Repeat the data word for word. Do not include the pictures.
┄┄┄┄┄┄┄┄┄┄┄┄┄┄┄┄┄┄┄┄
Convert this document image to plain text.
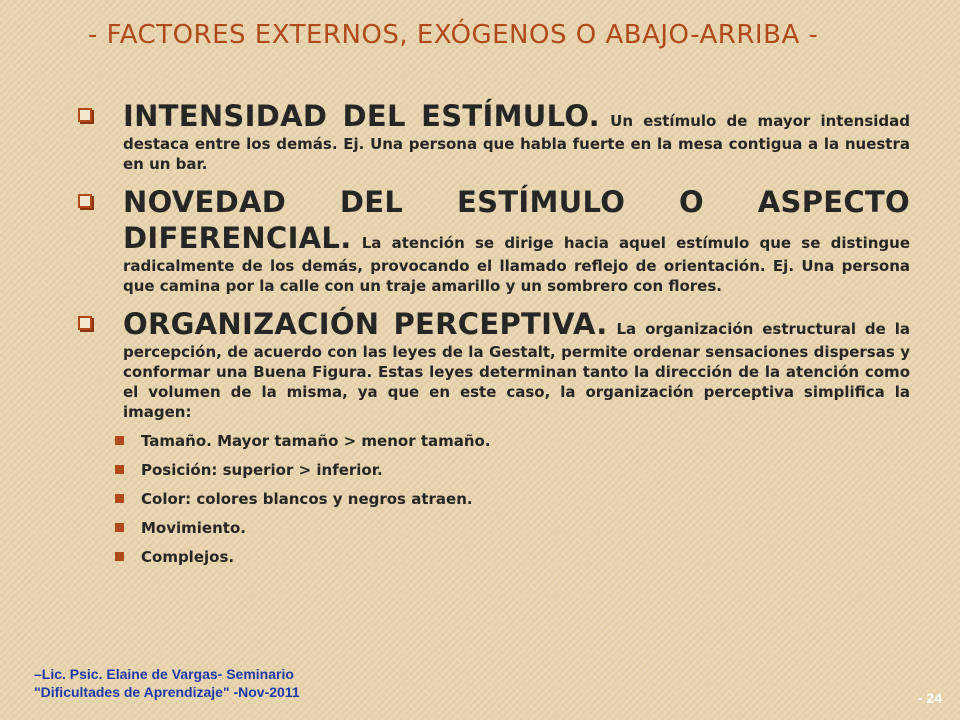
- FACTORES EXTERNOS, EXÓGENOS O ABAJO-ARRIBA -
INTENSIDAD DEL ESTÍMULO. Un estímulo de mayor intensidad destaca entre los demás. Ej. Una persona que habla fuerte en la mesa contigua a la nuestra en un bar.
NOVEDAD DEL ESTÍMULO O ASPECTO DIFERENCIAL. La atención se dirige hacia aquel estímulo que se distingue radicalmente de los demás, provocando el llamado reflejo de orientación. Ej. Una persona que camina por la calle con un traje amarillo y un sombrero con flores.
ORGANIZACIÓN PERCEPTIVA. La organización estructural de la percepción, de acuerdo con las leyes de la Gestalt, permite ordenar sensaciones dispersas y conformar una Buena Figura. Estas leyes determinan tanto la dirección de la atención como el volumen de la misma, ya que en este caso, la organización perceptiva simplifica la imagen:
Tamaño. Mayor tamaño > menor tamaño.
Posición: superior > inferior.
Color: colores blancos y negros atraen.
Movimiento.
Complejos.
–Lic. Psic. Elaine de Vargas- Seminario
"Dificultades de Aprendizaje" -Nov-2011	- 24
┄┄┄┄┄┄┄┄┄┄┄┄┄┄┄┄┄┄┄┄
Written response:
Convert this document image to plain text.
- FACTORES EXTERNOS, EXÓGENOS O ABAJO-ARRIBA -
INTENSIDAD DEL ESTÍMULO. Un estímulo de mayor intensidad destaca entre los demás. Ej. Una persona que habla fuerte en la mesa contigua a la nuestra en un bar.
NOVEDAD DEL ESTÍMULO O ASPECTO DIFERENCIAL. La atención se dirige hacia aquel estímulo que se distingue radicalmente de los demás, provocando el llamado reflejo de orientación. Ej. Una persona que camina por la calle con un traje amarillo y un sombrero con flores.
ORGANIZACIÓN PERCEPTIVA. La organización estructural de la percepción, de acuerdo con las leyes de la Gestalt, permite ordenar sensaciones dispersas y conformar una Buena Figura. Estas leyes determinan tanto la dirección de la atención como el volumen de la misma, ya que en este caso, la organización perceptiva simplifica la imagen:
Tamaño. Mayor tamaño > menor tamaño.
Posición: superior > inferior.
Color: colores blancos y negros atraen.
Movimiento.
Complejos.
–Lic. Psic. Elaine de Vargas- Seminario
"Dificultades de Aprendizaje" -Nov-2011	- 24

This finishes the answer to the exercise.